#### EXERCISE:
All of the records below should be output exactly.

#### Data entries:
------------------------------------------------------------

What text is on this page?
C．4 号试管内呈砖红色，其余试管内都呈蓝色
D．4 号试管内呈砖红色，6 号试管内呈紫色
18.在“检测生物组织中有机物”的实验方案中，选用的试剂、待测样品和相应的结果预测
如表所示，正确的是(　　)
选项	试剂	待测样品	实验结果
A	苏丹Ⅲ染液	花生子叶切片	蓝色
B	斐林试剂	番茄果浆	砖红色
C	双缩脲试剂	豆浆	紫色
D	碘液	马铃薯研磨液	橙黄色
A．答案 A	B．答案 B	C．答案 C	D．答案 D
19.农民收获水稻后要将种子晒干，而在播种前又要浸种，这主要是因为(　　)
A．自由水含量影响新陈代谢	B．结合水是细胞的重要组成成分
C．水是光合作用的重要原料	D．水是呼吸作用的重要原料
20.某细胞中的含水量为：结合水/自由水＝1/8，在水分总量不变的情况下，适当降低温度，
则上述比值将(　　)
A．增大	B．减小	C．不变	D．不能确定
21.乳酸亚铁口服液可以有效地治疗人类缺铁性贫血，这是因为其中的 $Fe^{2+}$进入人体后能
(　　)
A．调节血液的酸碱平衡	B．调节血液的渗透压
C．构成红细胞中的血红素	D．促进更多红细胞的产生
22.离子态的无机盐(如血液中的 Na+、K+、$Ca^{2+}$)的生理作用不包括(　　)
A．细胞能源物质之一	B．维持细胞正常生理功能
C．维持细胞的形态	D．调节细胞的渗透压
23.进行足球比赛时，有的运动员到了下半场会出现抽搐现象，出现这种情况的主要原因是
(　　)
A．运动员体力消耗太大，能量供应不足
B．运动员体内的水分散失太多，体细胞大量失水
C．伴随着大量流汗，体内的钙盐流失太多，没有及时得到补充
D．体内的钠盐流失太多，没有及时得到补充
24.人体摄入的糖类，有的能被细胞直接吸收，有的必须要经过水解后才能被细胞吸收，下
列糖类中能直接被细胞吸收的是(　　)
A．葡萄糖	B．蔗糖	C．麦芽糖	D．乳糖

------------------------------------------------------------

#### RESULT FOR THIS EXERCISE:
What text is on this page?
C．4 号试管内呈砖红色，其余试管内都呈蓝色
D．4 号试管内呈砖红色，6 号试管内呈紫色
18.在“检测生物组织中有机物”的实验方案中，选用的试剂、待测样品和相应的结果预测
如表所示，正确的是(　　)
选项	试剂	待测样品	实验结果
A	苏丹Ⅲ染液	花生子叶切片	蓝色
B	斐林试剂	番茄果浆	砖红色
C	双缩脲试剂	豆浆	紫色
D	碘液	马铃薯研磨液	橙黄色
A．答案 A	B．答案 B	C．答案 C	D．答案 D
19.农民收获水稻后要将种子晒干，而在播种前又要浸种，这主要是因为(　　)
A．自由水含量影响新陈代谢	B．结合水是细胞的重要组成成分
C．水是光合作用的重要原料	D．水是呼吸作用的重要原料
20.某细胞中的含水量为：结合水/自由水＝1/8，在水分总量不变的情况下，适当降低温度，
则上述比值将(　　)
A．增大	B．减小	C．不变	D．不能确定
21.乳酸亚铁口服液可以有效地治疗人类缺铁性贫血，这是因为其中的 $Fe^{2+}$进入人体后能
(　　)
A．调节血液的酸碱平衡	B．调节血液的渗透压
C．构成红细胞中的血红素	D．促进更多红细胞的产生
22.离子态的无机盐(如血液中的 Na+、K+、$Ca^{2+}$)的生理作用不包括(　　)
A．细胞能源物质之一	B．维持细胞正常生理功能
C．维持细胞的形态	D．调节细胞的渗透压
23.进行足球比赛时，有的运动员到了下半场会出现抽搐现象，出现这种情况的主要原因是
(　　)
A．运动员体力消耗太大，能量供应不足
B．运动员体内的水分散失太多，体细胞大量失水
C．伴随着大量流汗，体内的钙盐流失太多，没有及时得到补充
D．体内的钠盐流失太多，没有及时得到补充
24.人体摄入的糖类，有的能被细胞直接吸收，有的必须要经过水解后才能被细胞吸收，下
列糖类中能直接被细胞吸收的是(　　)
A．葡萄糖	B．蔗糖	C．麦芽糖	D．乳糖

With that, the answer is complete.